WORK TO DO: Without including any pictures, copy each entry below exactly.

MATERIAL PROVIDED:
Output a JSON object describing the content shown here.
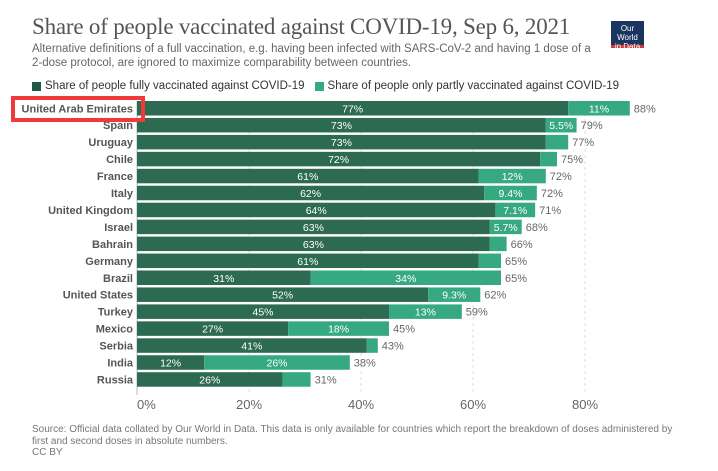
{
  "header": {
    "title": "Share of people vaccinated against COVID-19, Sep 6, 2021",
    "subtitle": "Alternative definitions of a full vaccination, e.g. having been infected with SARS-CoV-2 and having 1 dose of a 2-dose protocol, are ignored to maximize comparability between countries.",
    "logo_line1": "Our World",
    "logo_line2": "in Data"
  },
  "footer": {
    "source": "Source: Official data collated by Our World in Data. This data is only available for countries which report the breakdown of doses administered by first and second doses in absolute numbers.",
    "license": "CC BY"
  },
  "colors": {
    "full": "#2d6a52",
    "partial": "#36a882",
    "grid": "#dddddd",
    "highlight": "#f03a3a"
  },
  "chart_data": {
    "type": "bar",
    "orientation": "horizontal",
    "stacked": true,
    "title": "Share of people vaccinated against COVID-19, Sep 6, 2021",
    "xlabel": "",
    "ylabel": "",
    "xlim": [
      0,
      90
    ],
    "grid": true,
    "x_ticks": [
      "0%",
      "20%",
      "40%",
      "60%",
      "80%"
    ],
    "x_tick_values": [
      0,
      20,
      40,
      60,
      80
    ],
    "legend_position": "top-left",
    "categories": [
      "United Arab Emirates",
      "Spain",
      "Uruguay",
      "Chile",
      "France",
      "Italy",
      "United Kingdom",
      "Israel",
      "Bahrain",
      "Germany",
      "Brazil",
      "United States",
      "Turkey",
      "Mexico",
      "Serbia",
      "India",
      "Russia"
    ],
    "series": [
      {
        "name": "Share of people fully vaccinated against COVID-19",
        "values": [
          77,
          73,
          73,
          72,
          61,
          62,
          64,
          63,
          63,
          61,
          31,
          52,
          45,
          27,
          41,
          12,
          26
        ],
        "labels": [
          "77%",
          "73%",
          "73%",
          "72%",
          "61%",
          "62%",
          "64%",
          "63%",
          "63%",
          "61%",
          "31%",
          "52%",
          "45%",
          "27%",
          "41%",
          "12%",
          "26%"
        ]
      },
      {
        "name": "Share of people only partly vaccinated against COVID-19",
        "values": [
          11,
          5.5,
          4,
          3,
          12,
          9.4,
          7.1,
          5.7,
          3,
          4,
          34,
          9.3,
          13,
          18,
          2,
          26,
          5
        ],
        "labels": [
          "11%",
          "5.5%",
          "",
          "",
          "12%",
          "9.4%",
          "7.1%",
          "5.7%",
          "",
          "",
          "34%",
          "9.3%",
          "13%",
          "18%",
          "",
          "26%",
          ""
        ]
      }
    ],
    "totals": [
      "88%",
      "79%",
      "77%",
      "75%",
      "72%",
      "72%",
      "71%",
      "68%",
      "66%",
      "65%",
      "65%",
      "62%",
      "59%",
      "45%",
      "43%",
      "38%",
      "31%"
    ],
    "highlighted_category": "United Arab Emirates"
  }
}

REPLY:
Output a JSON object describing the content shown here.
{
  "header": {
    "title": "Share of people vaccinated against COVID-19, Sep 6, 2021",
    "subtitle": "Alternative definitions of a full vaccination, e.g. having been infected with SARS-CoV-2 and having 1 dose of a 2-dose protocol, are ignored to maximize comparability between countries.",
    "logo_line1": "Our World",
    "logo_line2": "in Data"
  },
  "footer": {
    "source": "Source: Official data collated by Our World in Data. This data is only available for countries which report the breakdown of doses administered by first and second doses in absolute numbers.",
    "license": "CC BY"
  },
  "colors": {
    "full": "#2d6a52",
    "partial": "#36a882",
    "grid": "#dddddd",
    "highlight": "#f03a3a"
  },
  "chart_data": {
    "type": "bar",
    "orientation": "horizontal",
    "stacked": true,
    "title": "Share of people vaccinated against COVID-19, Sep 6, 2021",
    "xlabel": "",
    "ylabel": "",
    "xlim": [
      0,
      90
    ],
    "grid": true,
    "x_ticks": [
      "0%",
      "20%",
      "40%",
      "60%",
      "80%"
    ],
    "x_tick_values": [
      0,
      20,
      40,
      60,
      80
    ],
    "legend_position": "top-left",
    "categories": [
      "United Arab Emirates",
      "Spain",
      "Uruguay",
      "Chile",
      "France",
      "Italy",
      "United Kingdom",
      "Israel",
      "Bahrain",
      "Germany",
      "Brazil",
      "United States",
      "Turkey",
      "Mexico",
      "Serbia",
      "India",
      "Russia"
    ],
    "series": [
      {
        "name": "Share of people fully vaccinated against COVID-19",
        "values": [
          77,
          73,
          73,
          72,
          61,
          62,
          64,
          63,
          63,
          61,
          31,
          52,
          45,
          27,
          41,
          12,
          26
        ],
        "labels": [
          "77%",
          "73%",
          "73%",
          "72%",
          "61%",
          "62%",
          "64%",
          "63%",
          "63%",
          "61%",
          "31%",
          "52%",
          "45%",
          "27%",
          "41%",
          "12%",
          "26%"
        ]
      },
      {
        "name": "Share of people only partly vaccinated against COVID-19",
        "values": [
          11,
          5.5,
          4,
          3,
          12,
          9.4,
          7.1,
          5.7,
          3,
          4,
          34,
          9.3,
          13,
          18,
          2,
          26,
          5
        ],
        "labels": [
          "11%",
          "5.5%",
          "",
          "",
          "12%",
          "9.4%",
          "7.1%",
          "5.7%",
          "",
          "",
          "34%",
          "9.3%",
          "13%",
          "18%",
          "",
          "26%",
          ""
        ]
      }
    ],
    "totals": [
      "88%",
      "79%",
      "77%",
      "75%",
      "72%",
      "72%",
      "71%",
      "68%",
      "66%",
      "65%",
      "65%",
      "62%",
      "59%",
      "45%",
      "43%",
      "38%",
      "31%"
    ],
    "highlighted_category": "United Arab Emirates"
  }
}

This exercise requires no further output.